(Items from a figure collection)
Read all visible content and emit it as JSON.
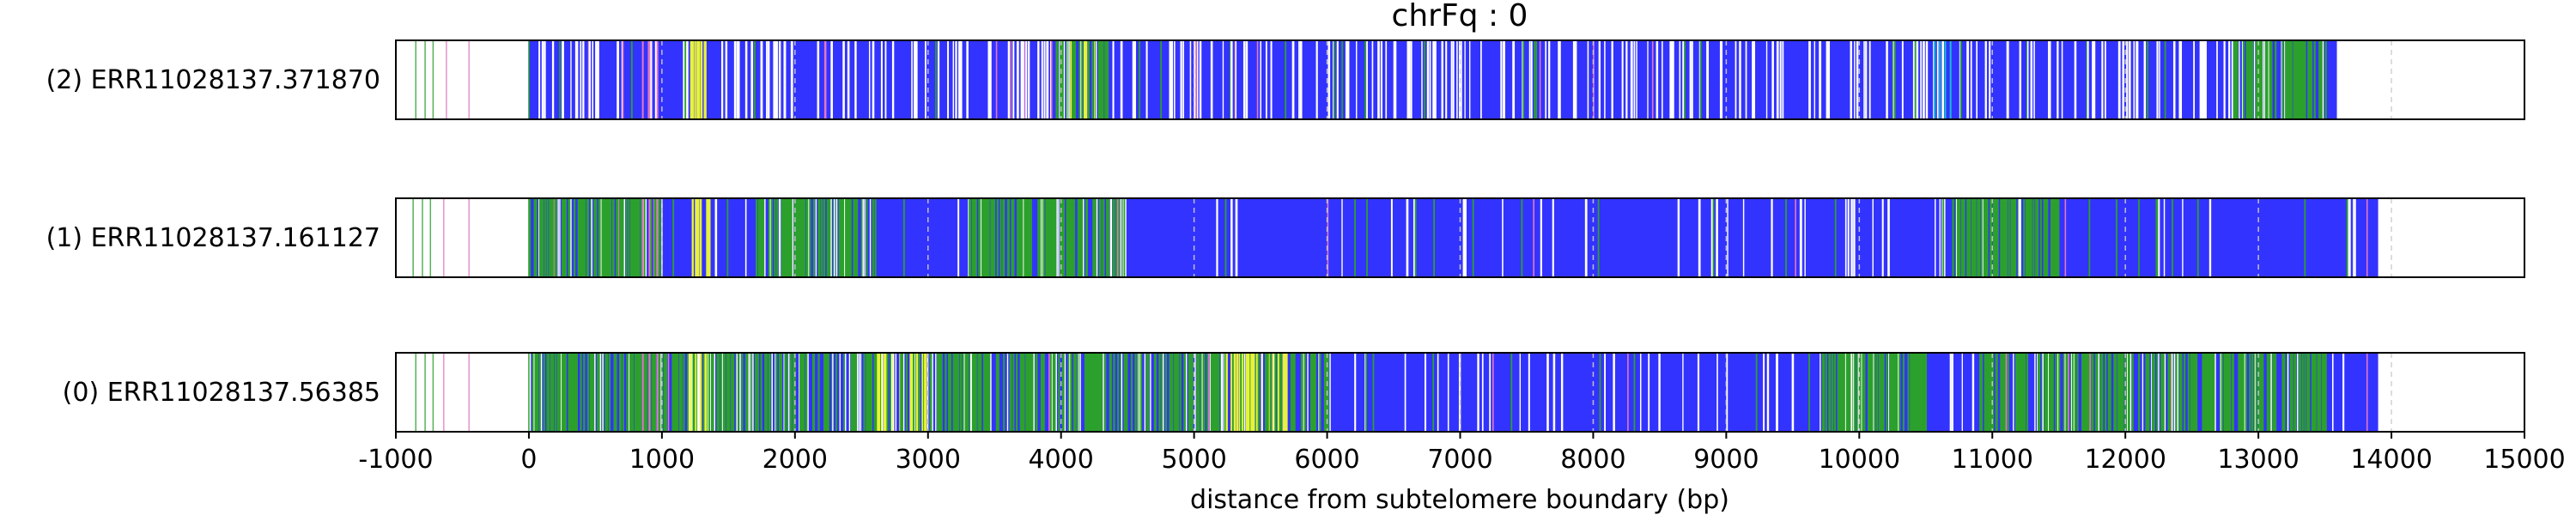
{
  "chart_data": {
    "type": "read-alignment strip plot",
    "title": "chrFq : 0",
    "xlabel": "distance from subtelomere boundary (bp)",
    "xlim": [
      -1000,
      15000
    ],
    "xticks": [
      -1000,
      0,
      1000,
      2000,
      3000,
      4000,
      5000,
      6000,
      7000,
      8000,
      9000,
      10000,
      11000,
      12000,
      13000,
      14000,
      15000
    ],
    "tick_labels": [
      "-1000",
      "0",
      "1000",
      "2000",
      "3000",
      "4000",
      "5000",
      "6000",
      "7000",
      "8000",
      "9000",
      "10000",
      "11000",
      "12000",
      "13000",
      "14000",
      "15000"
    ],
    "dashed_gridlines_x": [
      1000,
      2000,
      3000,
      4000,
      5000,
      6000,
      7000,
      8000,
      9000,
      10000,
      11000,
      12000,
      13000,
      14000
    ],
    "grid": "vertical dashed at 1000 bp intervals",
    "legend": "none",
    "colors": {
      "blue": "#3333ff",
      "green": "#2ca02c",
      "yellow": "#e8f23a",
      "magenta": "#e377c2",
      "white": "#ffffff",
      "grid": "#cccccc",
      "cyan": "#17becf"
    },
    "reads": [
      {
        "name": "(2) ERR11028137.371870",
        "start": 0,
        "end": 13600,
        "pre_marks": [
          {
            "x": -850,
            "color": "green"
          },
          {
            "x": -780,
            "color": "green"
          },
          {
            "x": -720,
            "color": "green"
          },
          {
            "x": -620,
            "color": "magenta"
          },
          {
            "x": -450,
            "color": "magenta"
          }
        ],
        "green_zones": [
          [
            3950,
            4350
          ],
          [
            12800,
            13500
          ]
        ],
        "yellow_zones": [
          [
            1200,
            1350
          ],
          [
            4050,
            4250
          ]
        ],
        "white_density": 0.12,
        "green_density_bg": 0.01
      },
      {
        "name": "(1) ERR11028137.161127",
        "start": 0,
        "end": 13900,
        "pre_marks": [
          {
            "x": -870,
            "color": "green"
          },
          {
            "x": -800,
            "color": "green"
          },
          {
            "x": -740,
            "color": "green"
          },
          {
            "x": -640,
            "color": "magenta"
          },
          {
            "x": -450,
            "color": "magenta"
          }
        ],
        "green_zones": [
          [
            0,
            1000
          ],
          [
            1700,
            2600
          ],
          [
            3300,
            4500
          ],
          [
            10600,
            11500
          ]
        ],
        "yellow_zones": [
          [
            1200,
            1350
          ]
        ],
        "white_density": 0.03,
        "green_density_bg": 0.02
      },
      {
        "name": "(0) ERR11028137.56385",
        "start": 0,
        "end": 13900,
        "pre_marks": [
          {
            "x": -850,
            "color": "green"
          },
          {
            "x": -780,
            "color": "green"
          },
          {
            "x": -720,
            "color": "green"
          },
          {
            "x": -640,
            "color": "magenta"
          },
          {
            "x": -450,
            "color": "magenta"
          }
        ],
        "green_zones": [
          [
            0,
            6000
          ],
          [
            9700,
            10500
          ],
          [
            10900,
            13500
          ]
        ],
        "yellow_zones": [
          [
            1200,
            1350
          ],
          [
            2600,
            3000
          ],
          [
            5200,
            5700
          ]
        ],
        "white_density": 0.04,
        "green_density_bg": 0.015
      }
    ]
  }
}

- GIVEN EXERCISE -
Reproduce the data above in full, exactly as it is, with the pictures left out.

- REPLY -
Read all visible content and emit it as JSON.
{
  "chart_data": {
    "type": "read-alignment strip plot",
    "title": "chrFq : 0",
    "xlabel": "distance from subtelomere boundary (bp)",
    "xlim": [
      -1000,
      15000
    ],
    "xticks": [
      -1000,
      0,
      1000,
      2000,
      3000,
      4000,
      5000,
      6000,
      7000,
      8000,
      9000,
      10000,
      11000,
      12000,
      13000,
      14000,
      15000
    ],
    "tick_labels": [
      "-1000",
      "0",
      "1000",
      "2000",
      "3000",
      "4000",
      "5000",
      "6000",
      "7000",
      "8000",
      "9000",
      "10000",
      "11000",
      "12000",
      "13000",
      "14000",
      "15000"
    ],
    "dashed_gridlines_x": [
      1000,
      2000,
      3000,
      4000,
      5000,
      6000,
      7000,
      8000,
      9000,
      10000,
      11000,
      12000,
      13000,
      14000
    ],
    "grid": "vertical dashed at 1000 bp intervals",
    "legend": "none",
    "colors": {
      "blue": "#3333ff",
      "green": "#2ca02c",
      "yellow": "#e8f23a",
      "magenta": "#e377c2",
      "white": "#ffffff",
      "grid": "#cccccc",
      "cyan": "#17becf"
    },
    "reads": [
      {
        "name": "(2) ERR11028137.371870",
        "start": 0,
        "end": 13600,
        "pre_marks": [
          {
            "x": -850,
            "color": "green"
          },
          {
            "x": -780,
            "color": "green"
          },
          {
            "x": -720,
            "color": "green"
          },
          {
            "x": -620,
            "color": "magenta"
          },
          {
            "x": -450,
            "color": "magenta"
          }
        ],
        "green_zones": [
          [
            3950,
            4350
          ],
          [
            12800,
            13500
          ]
        ],
        "yellow_zones": [
          [
            1200,
            1350
          ],
          [
            4050,
            4250
          ]
        ],
        "white_density": 0.12,
        "green_density_bg": 0.01
      },
      {
        "name": "(1) ERR11028137.161127",
        "start": 0,
        "end": 13900,
        "pre_marks": [
          {
            "x": -870,
            "color": "green"
          },
          {
            "x": -800,
            "color": "green"
          },
          {
            "x": -740,
            "color": "green"
          },
          {
            "x": -640,
            "color": "magenta"
          },
          {
            "x": -450,
            "color": "magenta"
          }
        ],
        "green_zones": [
          [
            0,
            1000
          ],
          [
            1700,
            2600
          ],
          [
            3300,
            4500
          ],
          [
            10600,
            11500
          ]
        ],
        "yellow_zones": [
          [
            1200,
            1350
          ]
        ],
        "white_density": 0.03,
        "green_density_bg": 0.02
      },
      {
        "name": "(0) ERR11028137.56385",
        "start": 0,
        "end": 13900,
        "pre_marks": [
          {
            "x": -850,
            "color": "green"
          },
          {
            "x": -780,
            "color": "green"
          },
          {
            "x": -720,
            "color": "green"
          },
          {
            "x": -640,
            "color": "magenta"
          },
          {
            "x": -450,
            "color": "magenta"
          }
        ],
        "green_zones": [
          [
            0,
            6000
          ],
          [
            9700,
            10500
          ],
          [
            10900,
            13500
          ]
        ],
        "yellow_zones": [
          [
            1200,
            1350
          ],
          [
            2600,
            3000
          ],
          [
            5200,
            5700
          ]
        ],
        "white_density": 0.04,
        "green_density_bg": 0.015
      }
    ]
  }
}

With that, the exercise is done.